(Collected data entries)
++++++++

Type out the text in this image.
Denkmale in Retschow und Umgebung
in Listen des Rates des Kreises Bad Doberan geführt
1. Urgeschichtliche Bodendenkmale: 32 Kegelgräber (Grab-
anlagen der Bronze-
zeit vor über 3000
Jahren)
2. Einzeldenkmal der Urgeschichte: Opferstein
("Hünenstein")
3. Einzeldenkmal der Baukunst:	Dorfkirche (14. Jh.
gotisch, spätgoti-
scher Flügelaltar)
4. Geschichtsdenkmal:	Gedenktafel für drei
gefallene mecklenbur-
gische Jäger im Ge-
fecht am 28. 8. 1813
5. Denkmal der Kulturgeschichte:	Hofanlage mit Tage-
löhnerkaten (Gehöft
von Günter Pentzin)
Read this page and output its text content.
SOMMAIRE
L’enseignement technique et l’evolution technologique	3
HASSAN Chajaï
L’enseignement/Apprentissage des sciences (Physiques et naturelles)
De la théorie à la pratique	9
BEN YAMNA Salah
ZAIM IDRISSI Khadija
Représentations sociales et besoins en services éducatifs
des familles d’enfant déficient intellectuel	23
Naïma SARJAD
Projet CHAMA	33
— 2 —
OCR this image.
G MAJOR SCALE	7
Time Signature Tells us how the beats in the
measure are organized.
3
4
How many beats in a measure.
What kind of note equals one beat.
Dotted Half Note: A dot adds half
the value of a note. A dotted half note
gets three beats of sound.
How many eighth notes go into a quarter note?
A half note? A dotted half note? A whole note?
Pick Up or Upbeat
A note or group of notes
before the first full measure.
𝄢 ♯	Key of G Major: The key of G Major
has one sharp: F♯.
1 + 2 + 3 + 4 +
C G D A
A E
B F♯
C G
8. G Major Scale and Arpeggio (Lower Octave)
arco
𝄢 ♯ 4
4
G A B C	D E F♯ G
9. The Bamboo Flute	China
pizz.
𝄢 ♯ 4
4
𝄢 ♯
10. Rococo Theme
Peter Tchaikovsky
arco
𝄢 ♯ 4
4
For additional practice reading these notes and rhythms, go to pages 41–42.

++++++++

Transcribe the entire listing above precisely.

> **OUTPUT OF THE TASK**
Type out the text in this image.
Denkmale in Retschow und Umgebung
in Listen des Rates des Kreises Bad Doberan geführt
1. Urgeschichtliche Bodendenkmale: 32 Kegelgräber (Grab-
anlagen der Bronze-
zeit vor über 3000
Jahren)
2. Einzeldenkmal der Urgeschichte: Opferstein
("Hünenstein")
3. Einzeldenkmal der Baukunst:	Dorfkirche (14. Jh.
gotisch, spätgoti-
scher Flügelaltar)
4. Geschichtsdenkmal:	Gedenktafel für drei
gefallene mecklenbur-
gische Jäger im Ge-
fecht am 28. 8. 1813
5. Denkmal der Kulturgeschichte:	Hofanlage mit Tage-
löhnerkaten (Gehöft
von Günter Pentzin)
Read this page and output its text content.
SOMMAIRE
L’enseignement technique et l’evolution technologique	3
HASSAN Chajaï
L’enseignement/Apprentissage des sciences (Physiques et naturelles)
De la théorie à la pratique	9
BEN YAMNA Salah
ZAIM IDRISSI Khadija
Représentations sociales et besoins en services éducatifs
des familles d’enfant déficient intellectuel	23
Naïma SARJAD
Projet CHAMA	33
— 2 —
OCR this image.
G MAJOR SCALE	7
Time Signature Tells us how the beats in the
measure are organized.
3
4
How many beats in a measure.
What kind of note equals one beat.
Dotted Half Note: A dot adds half
the value of a note. A dotted half note
gets three beats of sound.
How many eighth notes go into a quarter note?
A half note? A dotted half note? A whole note?
Pick Up or Upbeat
A note or group of notes
before the first full measure.
𝄢 ♯	Key of G Major: The key of G Major
has one sharp: F♯.
1 + 2 + 3 + 4 +
C G D A
A E
B F♯
C G
8. G Major Scale and Arpeggio (Lower Octave)
arco
𝄢 ♯ 4
4
G A B C	D E F♯ G
9. The Bamboo Flute	China
pizz.
𝄢 ♯ 4
4
𝄢 ♯
10. Rococo Theme
Peter Tchaikovsky
arco
𝄢 ♯ 4
4
For additional practice reading these notes and rhythms, go to pages 41–42.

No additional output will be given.